Winners are grinners. Cr Jonathan Sri could secure 65 to 75 per cent of the two-party preferred vote in The Gabba ward, one of the best results for the Greens in Australian political history. Picture: Glenn Hunt/The Australian
Winners are grinners. Cr Jonathan Sri could secure 65 to 75 per cent of the two-party preferred vote in The Gabba ward, one of the best results for the Greens in Australian political history. Picture: Glenn Hunt/The Australian

Historic Greens vote sees party surge in Brisbane

The Gabba Councillor Jonathan Sri has declared victory after winning every booth in his inner-south ward and securing a majority of the primary vote in West End, Highgate Hill and South Brisbane.

His 49 per cent primary vote is only one or two per cent shy of the party's federal leader Adam Bandt who won Melbourne in the biggest victory for a Greens politician, at any level of government, anywhere in the country.

"As preliminary results from the local government election flow in, it's looking likely that the Greens will pick up multiple seats in Brisbane City Council, and may even end up holding the balance of power,'' Cr Sri said.

"Citywide, both the major parties appear to have suffered a decline in their primary vote, while the Greens primary vote increased dramatically, because we actually listened to what residents told us was important to them.

"There's still a lot of counting to go, but it now looks likely that we've won Paddington Ward, while Central, Walter Taylor and Coorparoo all remain strong possibilities.''

But the result heavily depends on how many people just voted "one'' and how postal votes and preferences swing.

Paddington looks likely to go to former nurse and change consultant Donna Burns, who would become what is believed to be only the second indigenous Brisbane councillor, if she unseats the LNP's Peter Matic.

She had 40 per cent of the primary vote late last night, with results to be updated about 3.30pm today, against 43 per cent for Cr Matic.

◆ **REQUIREMENT 1**: Put the listing into a numbered list, from its first line through the line that contains "bold-icon (284, 118, 293, 128)", inclusive, and leave out blank lines.

◆ **LISTED RECORDS**:
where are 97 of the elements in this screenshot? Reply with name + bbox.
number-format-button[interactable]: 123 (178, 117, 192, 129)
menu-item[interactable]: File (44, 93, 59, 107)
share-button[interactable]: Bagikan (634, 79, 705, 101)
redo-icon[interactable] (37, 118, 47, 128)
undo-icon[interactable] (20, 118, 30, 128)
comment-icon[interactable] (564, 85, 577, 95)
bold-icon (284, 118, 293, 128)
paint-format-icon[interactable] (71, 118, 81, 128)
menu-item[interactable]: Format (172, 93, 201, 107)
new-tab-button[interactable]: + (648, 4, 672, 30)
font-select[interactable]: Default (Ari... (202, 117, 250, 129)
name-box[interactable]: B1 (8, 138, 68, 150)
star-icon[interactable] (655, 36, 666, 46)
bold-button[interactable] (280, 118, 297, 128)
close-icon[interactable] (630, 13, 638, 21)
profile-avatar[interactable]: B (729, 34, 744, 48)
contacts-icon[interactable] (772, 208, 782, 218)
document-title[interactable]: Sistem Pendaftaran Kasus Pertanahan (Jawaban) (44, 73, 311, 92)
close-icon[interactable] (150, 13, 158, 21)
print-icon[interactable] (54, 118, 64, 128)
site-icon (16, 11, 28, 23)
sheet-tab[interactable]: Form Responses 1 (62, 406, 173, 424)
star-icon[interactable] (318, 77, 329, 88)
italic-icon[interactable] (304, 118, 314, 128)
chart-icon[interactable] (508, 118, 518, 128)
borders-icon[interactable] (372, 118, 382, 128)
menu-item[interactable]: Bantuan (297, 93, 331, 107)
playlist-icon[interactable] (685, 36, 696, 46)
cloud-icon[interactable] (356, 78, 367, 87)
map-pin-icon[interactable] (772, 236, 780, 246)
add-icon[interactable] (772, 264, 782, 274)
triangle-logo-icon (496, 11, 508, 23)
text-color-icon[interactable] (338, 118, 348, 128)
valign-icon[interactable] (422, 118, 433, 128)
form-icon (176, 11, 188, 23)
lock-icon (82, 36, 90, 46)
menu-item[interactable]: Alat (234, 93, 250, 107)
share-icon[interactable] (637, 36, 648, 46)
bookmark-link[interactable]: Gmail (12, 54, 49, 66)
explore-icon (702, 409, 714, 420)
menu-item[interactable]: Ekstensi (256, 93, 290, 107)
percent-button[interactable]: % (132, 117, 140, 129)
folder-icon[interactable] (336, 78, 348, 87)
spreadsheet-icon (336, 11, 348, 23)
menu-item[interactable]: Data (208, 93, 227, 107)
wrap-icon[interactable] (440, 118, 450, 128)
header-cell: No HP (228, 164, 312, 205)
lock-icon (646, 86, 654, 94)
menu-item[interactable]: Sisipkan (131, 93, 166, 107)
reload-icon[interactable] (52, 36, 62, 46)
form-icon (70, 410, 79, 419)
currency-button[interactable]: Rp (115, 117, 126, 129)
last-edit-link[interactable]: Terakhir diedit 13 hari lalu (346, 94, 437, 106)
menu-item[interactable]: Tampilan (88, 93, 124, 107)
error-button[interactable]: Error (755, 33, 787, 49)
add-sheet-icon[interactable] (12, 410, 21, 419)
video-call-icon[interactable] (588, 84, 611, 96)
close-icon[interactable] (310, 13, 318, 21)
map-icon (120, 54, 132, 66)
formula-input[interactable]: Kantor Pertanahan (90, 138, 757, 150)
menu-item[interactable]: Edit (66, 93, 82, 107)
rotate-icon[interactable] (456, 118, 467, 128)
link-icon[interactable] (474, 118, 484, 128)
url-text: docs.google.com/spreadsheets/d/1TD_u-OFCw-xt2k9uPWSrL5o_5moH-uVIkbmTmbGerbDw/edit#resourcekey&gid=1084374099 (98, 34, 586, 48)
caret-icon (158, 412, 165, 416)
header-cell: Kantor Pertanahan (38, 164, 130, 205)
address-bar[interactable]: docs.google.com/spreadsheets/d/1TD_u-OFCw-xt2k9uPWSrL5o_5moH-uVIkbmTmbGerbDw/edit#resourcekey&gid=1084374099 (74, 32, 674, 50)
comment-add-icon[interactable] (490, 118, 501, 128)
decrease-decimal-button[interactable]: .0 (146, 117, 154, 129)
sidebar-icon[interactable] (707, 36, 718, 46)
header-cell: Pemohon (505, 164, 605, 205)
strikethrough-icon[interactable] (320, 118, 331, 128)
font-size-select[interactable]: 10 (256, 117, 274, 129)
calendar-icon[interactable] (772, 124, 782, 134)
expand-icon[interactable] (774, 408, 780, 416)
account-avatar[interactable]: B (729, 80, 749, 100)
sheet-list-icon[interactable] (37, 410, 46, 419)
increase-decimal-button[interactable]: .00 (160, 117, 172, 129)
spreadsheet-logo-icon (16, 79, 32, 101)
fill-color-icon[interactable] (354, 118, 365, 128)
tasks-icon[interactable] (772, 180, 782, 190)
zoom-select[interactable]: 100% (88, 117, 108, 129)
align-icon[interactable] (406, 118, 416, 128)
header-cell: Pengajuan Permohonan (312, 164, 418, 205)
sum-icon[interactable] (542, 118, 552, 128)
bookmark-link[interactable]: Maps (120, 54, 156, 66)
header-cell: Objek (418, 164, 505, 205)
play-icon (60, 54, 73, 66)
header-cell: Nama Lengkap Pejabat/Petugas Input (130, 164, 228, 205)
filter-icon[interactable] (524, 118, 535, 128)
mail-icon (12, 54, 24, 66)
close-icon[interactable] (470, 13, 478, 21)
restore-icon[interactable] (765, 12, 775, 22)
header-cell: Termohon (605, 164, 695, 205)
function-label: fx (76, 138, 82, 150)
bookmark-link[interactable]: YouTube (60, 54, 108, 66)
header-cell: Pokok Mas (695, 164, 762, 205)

◆ **REQUIREMENT 2**: Repeat word for word the passage of the article on the Greens vote in Brisbane between "But the result" and "LNP's Peter Matic.", inclusive.

◆ **RESULT 1**:
1. where are 97 of the elements in this screenshot? Reply with name + bbox.
2. number-format-button[interactable]: 123 (178, 117, 192, 129)
3. menu-item[interactable]: File (44, 93, 59, 107)
4. share-button[interactable]: Bagikan (634, 79, 705, 101)
5. redo-icon[interactable] (37, 118, 47, 128)
6. undo-icon[interactable] (20, 118, 30, 128)
7. comment-icon[interactable] (564, 85, 577, 95)
8. bold-icon (284, 118, 293, 128)

◆ **RESULT 2**:
But the result heavily depends on how many people just voted "one'' and how postal votes and preferences swing.

Paddington looks likely to go to former nurse and change consultant Donna Burns, who would become what is believed to be only the second indigenous Brisbane councillor, if she unseats the LNP's Peter Matic.